## BEGIN The data

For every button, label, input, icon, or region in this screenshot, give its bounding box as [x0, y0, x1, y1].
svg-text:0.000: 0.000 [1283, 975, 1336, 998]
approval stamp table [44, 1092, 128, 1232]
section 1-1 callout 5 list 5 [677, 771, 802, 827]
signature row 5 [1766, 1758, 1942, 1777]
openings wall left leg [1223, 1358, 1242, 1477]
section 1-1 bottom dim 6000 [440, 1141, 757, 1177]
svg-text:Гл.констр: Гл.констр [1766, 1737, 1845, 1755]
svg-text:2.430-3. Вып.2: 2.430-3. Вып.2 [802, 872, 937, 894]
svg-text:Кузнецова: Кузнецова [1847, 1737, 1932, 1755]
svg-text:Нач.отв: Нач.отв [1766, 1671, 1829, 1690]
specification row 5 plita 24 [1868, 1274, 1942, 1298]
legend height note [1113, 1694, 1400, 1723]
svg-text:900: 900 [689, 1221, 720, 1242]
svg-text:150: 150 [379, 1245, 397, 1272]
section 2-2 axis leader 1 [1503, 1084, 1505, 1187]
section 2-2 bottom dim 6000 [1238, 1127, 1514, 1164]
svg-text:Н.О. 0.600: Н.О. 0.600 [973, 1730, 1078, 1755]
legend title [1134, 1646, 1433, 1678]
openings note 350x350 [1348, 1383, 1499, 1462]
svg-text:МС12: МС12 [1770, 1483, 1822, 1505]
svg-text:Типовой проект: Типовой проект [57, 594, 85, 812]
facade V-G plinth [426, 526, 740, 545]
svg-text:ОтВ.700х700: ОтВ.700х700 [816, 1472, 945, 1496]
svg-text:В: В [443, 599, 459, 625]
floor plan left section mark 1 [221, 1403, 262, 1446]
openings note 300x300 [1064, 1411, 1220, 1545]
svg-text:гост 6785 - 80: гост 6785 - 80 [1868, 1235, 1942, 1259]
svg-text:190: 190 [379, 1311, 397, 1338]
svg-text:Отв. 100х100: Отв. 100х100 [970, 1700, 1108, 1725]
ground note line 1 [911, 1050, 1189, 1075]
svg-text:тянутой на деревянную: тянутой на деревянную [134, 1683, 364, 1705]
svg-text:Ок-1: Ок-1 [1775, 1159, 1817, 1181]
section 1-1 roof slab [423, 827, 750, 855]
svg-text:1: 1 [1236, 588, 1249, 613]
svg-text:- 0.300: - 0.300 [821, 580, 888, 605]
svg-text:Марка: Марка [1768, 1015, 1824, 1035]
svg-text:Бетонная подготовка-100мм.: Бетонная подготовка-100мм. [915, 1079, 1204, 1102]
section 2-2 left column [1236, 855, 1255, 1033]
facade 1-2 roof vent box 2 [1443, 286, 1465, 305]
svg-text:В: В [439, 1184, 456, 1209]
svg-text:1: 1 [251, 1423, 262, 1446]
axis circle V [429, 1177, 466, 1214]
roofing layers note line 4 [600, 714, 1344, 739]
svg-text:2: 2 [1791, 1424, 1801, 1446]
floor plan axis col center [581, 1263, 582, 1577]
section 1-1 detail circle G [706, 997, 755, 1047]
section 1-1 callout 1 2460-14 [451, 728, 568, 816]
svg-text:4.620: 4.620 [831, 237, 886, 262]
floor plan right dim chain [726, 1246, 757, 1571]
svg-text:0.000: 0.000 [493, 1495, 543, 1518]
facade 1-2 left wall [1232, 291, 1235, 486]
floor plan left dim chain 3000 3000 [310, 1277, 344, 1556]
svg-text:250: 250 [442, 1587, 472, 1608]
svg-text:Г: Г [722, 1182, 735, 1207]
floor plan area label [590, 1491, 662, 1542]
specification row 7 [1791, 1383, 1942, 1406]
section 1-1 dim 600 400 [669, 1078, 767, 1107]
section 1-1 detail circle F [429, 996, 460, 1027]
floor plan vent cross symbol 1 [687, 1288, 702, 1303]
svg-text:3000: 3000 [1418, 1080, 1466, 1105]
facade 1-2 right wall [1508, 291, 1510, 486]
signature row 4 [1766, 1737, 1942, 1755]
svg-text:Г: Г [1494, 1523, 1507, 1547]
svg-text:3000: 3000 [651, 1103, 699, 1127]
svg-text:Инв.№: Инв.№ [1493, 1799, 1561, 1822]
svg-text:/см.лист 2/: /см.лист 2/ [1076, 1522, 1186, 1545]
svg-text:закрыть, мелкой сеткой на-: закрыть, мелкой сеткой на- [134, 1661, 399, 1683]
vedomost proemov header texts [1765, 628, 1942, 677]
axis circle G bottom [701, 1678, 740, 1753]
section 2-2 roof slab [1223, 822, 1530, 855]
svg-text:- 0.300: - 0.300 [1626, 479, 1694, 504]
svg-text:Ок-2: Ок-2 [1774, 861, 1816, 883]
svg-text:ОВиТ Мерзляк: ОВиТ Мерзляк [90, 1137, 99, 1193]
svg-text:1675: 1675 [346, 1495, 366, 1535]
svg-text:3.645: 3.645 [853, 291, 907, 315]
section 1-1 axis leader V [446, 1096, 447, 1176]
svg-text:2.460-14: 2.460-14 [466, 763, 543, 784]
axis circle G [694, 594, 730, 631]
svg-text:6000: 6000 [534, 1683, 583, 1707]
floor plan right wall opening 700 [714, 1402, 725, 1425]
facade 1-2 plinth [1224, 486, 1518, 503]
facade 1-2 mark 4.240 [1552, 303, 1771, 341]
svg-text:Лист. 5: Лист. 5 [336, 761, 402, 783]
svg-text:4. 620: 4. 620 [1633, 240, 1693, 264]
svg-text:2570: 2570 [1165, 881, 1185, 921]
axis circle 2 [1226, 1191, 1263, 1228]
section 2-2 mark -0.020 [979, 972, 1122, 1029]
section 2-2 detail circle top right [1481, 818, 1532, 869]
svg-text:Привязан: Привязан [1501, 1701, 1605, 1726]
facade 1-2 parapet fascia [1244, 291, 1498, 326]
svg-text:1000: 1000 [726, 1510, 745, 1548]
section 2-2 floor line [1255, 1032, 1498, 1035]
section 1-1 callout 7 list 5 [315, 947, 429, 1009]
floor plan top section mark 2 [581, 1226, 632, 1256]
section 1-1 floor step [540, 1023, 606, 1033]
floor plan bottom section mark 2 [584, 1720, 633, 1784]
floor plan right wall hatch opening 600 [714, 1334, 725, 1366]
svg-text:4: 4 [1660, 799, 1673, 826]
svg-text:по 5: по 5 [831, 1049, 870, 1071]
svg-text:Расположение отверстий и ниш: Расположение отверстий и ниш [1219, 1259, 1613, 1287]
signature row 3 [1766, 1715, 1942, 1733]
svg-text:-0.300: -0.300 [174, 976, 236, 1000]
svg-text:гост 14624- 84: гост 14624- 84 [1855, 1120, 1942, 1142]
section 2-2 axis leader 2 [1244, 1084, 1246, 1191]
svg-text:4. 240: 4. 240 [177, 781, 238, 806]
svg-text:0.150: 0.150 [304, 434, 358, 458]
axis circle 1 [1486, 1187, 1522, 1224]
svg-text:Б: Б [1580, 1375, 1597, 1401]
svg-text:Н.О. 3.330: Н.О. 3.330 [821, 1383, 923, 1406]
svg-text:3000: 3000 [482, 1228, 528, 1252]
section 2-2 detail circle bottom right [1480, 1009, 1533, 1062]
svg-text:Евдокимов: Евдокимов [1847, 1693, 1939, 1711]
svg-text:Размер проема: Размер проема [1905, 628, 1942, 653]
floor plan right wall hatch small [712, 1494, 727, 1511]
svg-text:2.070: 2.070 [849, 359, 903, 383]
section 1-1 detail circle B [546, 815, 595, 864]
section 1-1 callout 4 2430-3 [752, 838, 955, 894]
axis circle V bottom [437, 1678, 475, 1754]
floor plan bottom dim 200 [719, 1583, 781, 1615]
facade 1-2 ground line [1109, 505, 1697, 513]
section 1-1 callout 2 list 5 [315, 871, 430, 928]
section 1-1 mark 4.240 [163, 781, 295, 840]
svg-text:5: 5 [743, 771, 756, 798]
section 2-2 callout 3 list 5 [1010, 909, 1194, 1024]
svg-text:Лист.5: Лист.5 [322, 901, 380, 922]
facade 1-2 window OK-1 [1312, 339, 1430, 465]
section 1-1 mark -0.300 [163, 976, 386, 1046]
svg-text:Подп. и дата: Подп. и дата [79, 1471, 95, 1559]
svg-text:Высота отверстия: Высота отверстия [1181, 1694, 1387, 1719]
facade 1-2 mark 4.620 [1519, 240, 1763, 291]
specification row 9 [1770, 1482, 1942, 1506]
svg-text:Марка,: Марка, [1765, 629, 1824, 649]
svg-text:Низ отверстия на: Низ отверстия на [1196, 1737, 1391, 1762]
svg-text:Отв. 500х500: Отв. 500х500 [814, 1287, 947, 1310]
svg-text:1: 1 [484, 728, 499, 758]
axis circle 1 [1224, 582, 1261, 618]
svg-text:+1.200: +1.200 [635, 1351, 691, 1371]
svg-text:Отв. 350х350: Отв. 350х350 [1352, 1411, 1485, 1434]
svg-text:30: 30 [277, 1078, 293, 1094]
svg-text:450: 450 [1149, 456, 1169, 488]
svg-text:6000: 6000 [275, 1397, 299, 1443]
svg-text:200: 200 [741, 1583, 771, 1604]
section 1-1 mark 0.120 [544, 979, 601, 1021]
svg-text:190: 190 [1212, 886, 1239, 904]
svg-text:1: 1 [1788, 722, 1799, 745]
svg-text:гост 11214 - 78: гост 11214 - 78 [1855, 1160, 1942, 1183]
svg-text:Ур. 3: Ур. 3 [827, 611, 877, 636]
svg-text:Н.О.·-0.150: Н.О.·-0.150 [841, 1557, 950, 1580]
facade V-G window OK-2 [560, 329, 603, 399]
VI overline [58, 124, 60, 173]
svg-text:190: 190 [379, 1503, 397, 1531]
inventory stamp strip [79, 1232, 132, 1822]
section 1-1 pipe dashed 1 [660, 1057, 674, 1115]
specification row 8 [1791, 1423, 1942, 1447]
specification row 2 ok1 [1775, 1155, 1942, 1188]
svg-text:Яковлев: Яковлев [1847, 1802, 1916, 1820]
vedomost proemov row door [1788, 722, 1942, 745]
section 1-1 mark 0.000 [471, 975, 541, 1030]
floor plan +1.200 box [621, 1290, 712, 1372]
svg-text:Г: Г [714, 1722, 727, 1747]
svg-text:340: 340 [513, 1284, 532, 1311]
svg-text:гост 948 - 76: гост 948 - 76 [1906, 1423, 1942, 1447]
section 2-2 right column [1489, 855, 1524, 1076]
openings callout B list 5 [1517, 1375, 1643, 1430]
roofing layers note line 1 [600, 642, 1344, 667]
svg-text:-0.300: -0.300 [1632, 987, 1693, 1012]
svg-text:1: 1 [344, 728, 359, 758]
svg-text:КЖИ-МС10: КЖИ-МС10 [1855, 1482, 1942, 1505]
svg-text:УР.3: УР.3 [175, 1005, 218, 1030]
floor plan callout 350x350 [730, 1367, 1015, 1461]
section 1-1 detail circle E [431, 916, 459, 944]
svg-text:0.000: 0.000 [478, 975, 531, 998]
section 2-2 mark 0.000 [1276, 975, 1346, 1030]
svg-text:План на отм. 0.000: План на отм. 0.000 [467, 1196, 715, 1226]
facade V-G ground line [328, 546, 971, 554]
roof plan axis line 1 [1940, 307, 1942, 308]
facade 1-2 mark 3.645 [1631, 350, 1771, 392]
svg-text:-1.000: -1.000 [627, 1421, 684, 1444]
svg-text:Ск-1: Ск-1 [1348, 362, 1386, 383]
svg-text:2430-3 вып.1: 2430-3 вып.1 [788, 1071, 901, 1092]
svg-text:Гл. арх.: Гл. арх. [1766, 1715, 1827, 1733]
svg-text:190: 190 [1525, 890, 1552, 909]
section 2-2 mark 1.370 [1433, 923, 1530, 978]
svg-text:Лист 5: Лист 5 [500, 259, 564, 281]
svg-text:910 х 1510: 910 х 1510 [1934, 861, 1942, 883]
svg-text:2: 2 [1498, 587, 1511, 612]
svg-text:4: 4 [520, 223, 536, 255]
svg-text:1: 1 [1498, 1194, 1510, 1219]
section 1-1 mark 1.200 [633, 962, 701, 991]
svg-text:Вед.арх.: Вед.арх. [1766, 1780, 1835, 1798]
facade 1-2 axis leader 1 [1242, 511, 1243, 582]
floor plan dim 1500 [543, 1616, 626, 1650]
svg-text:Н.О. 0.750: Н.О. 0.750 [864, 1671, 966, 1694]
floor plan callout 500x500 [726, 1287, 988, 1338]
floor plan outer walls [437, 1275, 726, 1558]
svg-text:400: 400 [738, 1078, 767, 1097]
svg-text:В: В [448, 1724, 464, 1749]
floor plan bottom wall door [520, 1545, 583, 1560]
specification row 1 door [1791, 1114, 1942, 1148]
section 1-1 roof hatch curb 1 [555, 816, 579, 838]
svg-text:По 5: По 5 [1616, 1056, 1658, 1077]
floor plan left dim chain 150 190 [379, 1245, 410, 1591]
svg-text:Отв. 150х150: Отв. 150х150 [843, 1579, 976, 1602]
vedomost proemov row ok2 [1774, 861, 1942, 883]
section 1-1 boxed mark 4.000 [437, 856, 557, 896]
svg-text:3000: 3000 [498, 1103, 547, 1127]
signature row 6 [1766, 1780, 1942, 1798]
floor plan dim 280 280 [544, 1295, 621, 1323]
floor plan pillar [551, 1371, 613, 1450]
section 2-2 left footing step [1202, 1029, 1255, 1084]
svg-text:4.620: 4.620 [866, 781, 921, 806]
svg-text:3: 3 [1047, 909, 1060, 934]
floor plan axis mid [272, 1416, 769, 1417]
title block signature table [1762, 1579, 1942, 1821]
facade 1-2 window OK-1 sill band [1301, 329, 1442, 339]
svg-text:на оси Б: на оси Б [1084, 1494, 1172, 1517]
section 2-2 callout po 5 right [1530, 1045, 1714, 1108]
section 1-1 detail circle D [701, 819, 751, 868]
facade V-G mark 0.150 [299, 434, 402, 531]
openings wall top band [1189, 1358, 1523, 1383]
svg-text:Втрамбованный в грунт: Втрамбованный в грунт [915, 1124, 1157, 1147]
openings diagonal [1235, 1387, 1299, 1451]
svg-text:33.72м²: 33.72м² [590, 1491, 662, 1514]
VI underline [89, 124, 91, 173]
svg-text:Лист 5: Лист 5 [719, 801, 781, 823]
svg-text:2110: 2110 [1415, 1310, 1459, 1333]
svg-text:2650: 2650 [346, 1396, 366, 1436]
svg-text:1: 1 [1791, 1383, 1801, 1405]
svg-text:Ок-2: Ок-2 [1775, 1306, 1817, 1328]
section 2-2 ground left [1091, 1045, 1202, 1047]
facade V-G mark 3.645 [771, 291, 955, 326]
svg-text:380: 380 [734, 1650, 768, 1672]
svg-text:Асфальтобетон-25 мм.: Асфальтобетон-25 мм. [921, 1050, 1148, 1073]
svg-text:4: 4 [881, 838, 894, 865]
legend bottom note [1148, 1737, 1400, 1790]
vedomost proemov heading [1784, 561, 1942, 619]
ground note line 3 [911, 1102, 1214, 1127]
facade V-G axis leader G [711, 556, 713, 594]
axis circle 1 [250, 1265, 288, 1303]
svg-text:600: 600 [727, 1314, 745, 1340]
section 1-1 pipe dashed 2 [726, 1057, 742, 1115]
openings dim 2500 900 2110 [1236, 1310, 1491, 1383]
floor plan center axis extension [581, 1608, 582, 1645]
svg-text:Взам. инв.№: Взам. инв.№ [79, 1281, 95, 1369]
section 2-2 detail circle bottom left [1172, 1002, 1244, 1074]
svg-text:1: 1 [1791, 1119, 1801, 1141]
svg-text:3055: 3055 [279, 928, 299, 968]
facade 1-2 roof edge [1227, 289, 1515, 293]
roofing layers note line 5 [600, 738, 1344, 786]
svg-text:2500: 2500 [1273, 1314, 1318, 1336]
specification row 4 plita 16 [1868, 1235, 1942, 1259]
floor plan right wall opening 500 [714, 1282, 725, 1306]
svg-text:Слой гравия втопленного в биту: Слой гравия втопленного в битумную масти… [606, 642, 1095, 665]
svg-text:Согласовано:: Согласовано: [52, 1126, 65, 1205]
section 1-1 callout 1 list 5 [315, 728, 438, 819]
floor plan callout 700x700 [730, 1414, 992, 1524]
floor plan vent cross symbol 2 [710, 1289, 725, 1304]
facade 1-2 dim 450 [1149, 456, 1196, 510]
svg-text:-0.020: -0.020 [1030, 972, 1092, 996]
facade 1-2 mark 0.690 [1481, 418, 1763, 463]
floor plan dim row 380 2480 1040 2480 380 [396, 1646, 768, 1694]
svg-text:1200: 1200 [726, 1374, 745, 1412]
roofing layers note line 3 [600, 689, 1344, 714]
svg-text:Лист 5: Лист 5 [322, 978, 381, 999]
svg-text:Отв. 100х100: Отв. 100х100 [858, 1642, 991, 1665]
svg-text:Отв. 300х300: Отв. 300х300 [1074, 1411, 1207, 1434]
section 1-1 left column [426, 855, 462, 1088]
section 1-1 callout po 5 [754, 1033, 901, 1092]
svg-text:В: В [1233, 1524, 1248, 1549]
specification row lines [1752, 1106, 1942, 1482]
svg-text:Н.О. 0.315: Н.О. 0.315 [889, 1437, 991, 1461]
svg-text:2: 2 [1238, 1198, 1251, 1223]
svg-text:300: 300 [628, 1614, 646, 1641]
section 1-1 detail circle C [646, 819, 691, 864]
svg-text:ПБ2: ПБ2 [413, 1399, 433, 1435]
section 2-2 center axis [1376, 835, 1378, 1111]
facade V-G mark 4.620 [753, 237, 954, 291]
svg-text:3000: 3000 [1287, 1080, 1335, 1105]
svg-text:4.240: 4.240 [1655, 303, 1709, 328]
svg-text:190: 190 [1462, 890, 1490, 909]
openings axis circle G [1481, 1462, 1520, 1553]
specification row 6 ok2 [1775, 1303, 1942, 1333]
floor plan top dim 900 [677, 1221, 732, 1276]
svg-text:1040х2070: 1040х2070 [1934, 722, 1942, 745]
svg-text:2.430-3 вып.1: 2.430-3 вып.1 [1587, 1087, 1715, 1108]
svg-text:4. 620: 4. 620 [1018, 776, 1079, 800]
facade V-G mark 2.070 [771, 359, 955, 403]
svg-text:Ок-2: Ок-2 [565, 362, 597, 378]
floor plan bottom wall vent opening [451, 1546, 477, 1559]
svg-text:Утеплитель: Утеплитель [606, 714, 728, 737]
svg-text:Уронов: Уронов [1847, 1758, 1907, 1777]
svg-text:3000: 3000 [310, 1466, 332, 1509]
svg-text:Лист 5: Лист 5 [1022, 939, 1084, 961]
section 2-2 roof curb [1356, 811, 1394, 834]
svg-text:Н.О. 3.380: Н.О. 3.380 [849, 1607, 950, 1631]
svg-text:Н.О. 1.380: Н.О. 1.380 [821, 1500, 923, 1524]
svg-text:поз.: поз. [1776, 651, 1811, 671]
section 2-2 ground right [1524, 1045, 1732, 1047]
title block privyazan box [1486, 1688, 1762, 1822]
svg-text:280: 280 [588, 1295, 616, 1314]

## END The data

:: Set problem ::
Copy the listing word for word, from its first line through the line that contains "specification row 5", including both.

:: Result below ::
For every button, label, input, icon, or region in this screenshot, give its bounding box as [x0, y0, x1, y1].
svg-text:0.000: 0.000 [1283, 975, 1336, 998]
approval stamp table [44, 1092, 128, 1232]
section 1-1 callout 5 list 5 [677, 771, 802, 827]
signature row 5 [1766, 1758, 1942, 1777]
openings wall left leg [1223, 1358, 1242, 1477]
section 1-1 bottom dim 6000 [440, 1141, 757, 1177]
svg-text:Гл.констр: Гл.констр [1766, 1737, 1845, 1755]
svg-text:2.430-3. Вып.2: 2.430-3. Вып.2 [802, 872, 937, 894]
svg-text:Кузнецова: Кузнецова [1847, 1737, 1932, 1755]
svg-text:Нач.отв: Нач.отв [1766, 1671, 1829, 1690]
specification row 5 plita 24 [1868, 1274, 1942, 1298]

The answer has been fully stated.